▶ _Data listing_:
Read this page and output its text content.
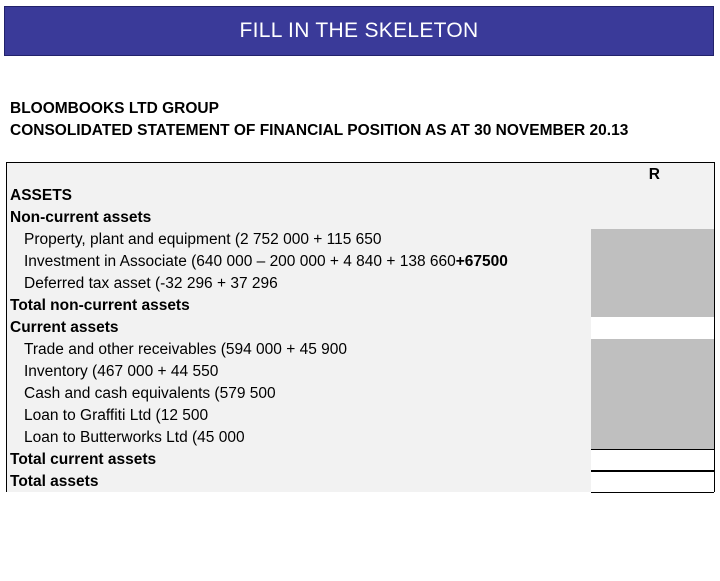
FILL IN THE SKELETON
BLOOMBOOKS LTD GROUP
CONSOLIDATED STATEMENT OF FINANCIAL POSITION AS AT 30 NOVEMBER 20.13
R
ASSETS
Non-current assets
Property, plant and equipment (2 752 000 + 115 650
Investment in Associate (640 000 – 200 000 + 4 840 + 138 660+67500
Deferred tax asset (-32 296 + 37 296
Total non-current assets
Current assets
Trade and other receivables (594 000 + 45 900
Inventory (467 000 + 44 550
Cash and cash equivalents (579 500
Loan to Graffiti Ltd (12 500
Loan to Butterworks Ltd (45 000
Total current assets
Total assets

▶ _Written task_:
Each line in the records above should be reproduced exactly; images are not copied.

▶ _Response to the exercise_:
Read this page and output its text content.
FILL IN THE SKELETON
BLOOMBOOKS LTD GROUP
CONSOLIDATED STATEMENT OF FINANCIAL POSITION AS AT 30 NOVEMBER 20.13
R
ASSETS
Non-current assets
Property, plant and equipment (2 752 000 + 115 650
Investment in Associate (640 000 – 200 000 + 4 840 + 138 660+67500
Deferred tax asset (-32 296 + 37 296
Total non-current assets
Current assets
Trade and other receivables (594 000 + 45 900
Inventory (467 000 + 44 550
Cash and cash equivalents (579 500
Loan to Graffiti Ltd (12 500
Loan to Butterworks Ltd (45 000
Total current assets
Total assets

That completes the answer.